BEGIN Records for this task

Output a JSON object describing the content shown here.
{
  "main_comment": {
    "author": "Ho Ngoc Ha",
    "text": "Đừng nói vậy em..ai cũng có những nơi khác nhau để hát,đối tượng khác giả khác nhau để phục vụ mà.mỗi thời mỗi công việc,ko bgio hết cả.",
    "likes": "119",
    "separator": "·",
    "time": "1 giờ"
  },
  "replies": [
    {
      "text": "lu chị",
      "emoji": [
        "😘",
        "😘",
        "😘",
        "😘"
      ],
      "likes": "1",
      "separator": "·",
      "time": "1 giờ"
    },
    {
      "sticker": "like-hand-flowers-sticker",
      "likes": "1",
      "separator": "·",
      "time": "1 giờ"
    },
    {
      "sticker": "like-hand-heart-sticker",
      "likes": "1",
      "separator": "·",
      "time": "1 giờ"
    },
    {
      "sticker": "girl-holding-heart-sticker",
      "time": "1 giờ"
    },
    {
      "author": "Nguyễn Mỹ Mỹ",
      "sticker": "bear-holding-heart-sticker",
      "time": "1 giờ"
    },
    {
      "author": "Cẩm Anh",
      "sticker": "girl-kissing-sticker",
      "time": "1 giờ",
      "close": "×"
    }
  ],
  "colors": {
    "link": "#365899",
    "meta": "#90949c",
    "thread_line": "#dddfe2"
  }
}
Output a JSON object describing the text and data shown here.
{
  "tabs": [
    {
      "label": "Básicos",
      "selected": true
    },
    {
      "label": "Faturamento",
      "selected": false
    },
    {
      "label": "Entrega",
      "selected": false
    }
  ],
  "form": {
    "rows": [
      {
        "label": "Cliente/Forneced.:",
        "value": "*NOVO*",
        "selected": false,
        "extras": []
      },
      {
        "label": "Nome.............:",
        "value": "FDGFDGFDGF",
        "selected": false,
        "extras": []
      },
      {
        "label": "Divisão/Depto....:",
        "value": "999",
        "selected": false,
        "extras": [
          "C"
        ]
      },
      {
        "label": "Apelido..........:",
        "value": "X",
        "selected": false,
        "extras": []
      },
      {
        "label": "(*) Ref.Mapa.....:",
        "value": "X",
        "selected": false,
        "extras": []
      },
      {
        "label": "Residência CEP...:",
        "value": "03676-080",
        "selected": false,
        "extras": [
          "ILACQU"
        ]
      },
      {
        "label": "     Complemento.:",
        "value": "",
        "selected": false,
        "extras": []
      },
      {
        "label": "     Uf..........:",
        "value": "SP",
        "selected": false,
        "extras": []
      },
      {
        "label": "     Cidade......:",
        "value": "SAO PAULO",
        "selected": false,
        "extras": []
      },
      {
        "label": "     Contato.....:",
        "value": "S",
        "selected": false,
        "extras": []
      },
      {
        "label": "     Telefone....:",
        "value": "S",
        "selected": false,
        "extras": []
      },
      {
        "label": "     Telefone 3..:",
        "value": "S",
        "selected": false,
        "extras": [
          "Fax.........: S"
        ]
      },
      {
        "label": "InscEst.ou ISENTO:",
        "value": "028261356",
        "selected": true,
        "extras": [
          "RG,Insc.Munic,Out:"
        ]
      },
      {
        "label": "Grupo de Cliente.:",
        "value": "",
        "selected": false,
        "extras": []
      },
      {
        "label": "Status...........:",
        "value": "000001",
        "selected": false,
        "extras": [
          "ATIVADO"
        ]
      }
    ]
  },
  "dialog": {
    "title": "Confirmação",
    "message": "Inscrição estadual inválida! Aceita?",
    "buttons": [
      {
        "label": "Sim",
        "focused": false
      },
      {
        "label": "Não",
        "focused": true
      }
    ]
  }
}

END Records for this task
BEGIN Records for this task

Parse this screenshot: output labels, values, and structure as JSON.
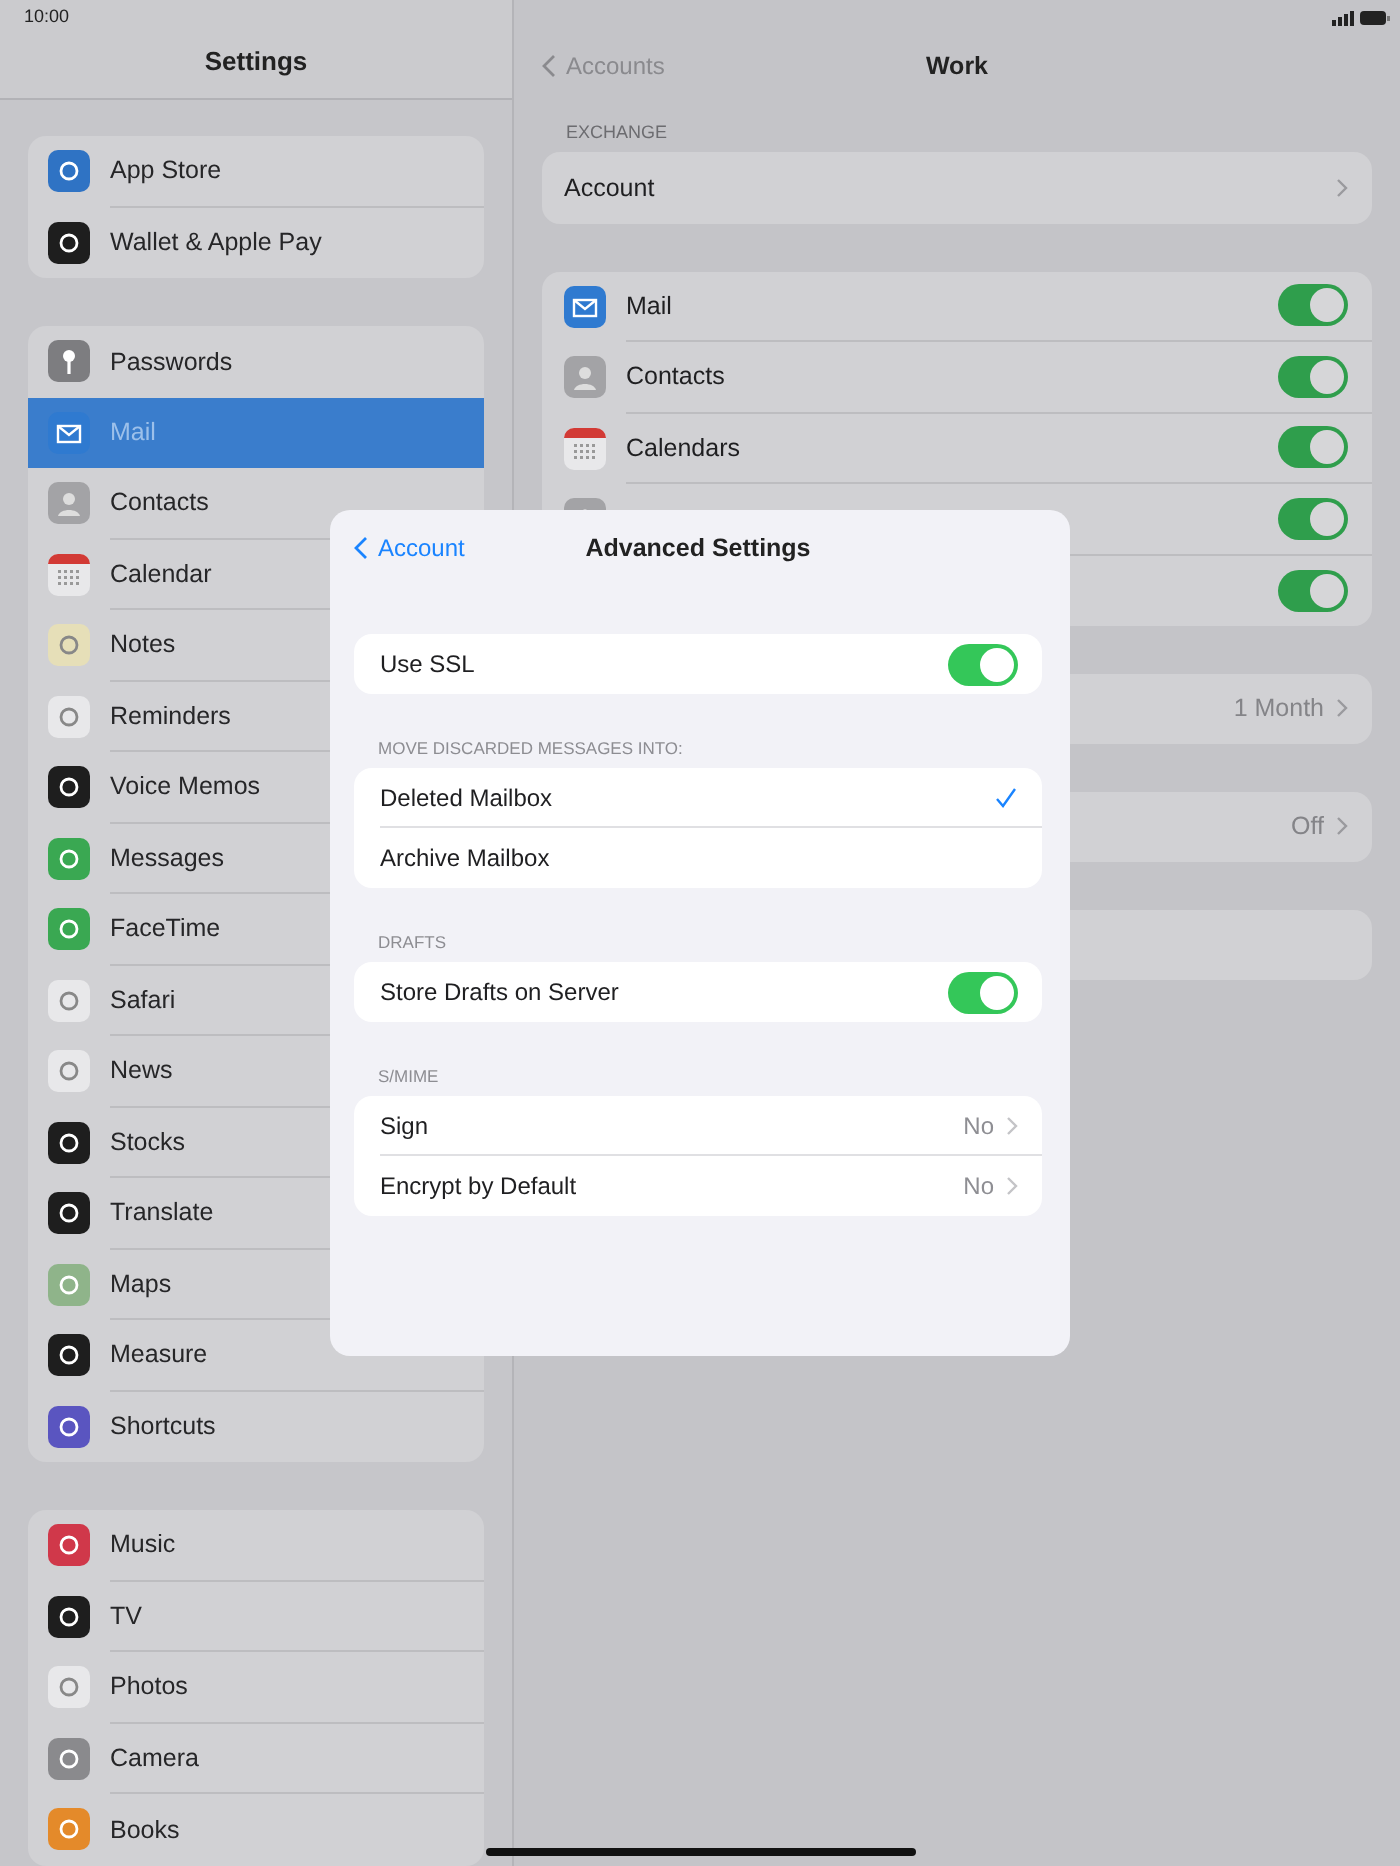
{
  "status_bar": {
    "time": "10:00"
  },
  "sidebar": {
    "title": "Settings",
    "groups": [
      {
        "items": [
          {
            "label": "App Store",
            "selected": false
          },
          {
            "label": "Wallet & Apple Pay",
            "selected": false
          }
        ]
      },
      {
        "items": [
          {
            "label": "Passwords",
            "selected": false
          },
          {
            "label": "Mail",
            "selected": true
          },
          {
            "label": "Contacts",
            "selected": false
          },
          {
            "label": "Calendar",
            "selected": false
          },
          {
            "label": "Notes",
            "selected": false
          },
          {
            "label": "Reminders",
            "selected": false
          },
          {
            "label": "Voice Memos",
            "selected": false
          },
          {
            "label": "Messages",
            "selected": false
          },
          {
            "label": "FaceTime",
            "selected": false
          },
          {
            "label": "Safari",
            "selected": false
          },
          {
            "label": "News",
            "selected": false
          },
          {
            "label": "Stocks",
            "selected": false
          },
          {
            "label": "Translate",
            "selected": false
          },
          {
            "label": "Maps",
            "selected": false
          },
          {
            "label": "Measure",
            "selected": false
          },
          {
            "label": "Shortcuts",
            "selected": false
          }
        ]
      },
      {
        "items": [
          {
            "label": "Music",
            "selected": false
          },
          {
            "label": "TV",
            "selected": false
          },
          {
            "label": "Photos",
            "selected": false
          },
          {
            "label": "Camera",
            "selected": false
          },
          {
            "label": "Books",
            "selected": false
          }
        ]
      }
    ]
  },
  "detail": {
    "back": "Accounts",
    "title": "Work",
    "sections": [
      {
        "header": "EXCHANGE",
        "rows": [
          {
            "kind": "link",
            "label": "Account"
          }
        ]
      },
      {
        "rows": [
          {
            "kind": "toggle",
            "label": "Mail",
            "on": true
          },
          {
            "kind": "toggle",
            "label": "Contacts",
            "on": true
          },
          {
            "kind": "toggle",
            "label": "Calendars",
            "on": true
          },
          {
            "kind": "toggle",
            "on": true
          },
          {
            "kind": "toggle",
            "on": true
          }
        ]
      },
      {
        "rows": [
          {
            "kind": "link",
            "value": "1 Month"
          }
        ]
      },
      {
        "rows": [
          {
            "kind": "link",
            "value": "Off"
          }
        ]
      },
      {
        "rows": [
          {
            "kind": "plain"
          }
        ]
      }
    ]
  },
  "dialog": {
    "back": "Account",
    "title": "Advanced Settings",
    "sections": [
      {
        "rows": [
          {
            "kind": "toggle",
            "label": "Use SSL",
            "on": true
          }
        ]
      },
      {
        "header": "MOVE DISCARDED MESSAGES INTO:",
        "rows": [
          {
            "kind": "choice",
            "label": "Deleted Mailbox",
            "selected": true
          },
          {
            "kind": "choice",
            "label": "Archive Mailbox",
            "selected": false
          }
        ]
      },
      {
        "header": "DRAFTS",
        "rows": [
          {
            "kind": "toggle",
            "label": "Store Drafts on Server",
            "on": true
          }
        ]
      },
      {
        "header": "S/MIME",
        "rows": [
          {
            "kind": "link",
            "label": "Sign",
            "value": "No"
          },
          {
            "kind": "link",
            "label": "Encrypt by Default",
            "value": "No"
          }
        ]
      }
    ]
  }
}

END Records for this task
BEGIN Records for this task

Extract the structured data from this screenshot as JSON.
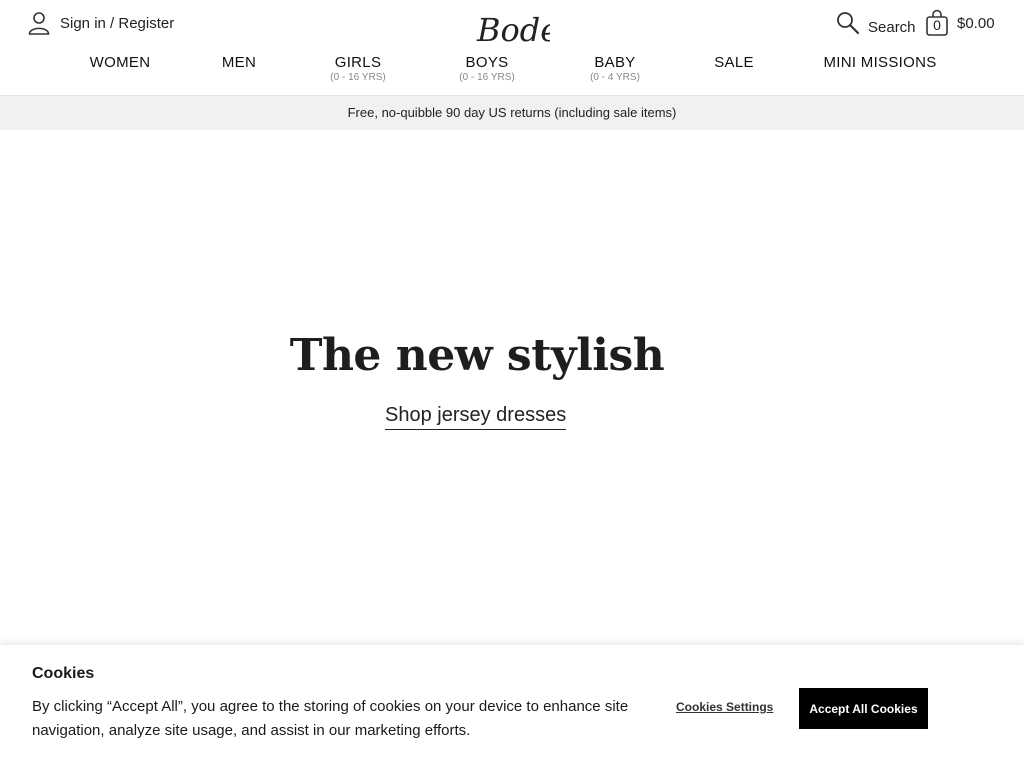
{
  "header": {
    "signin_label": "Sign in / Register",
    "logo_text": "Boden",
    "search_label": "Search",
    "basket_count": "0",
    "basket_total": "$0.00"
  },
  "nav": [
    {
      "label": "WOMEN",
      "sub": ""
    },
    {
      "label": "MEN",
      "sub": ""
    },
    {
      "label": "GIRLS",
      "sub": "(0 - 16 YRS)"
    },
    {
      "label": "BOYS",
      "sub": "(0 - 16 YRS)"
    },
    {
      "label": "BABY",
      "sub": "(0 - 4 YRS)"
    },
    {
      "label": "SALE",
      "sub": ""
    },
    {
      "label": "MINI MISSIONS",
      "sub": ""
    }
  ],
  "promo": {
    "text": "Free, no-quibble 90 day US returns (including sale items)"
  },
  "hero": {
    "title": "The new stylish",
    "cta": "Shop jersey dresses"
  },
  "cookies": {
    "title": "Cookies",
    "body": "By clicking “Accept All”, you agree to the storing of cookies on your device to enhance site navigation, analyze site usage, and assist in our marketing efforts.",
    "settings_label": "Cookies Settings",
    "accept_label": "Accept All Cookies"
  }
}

END Records for this task

▸ Task to carry out: The word "title" may appear on some lines of these records; state how many such lines there are, and nothing else.

▸ Solved problem: 6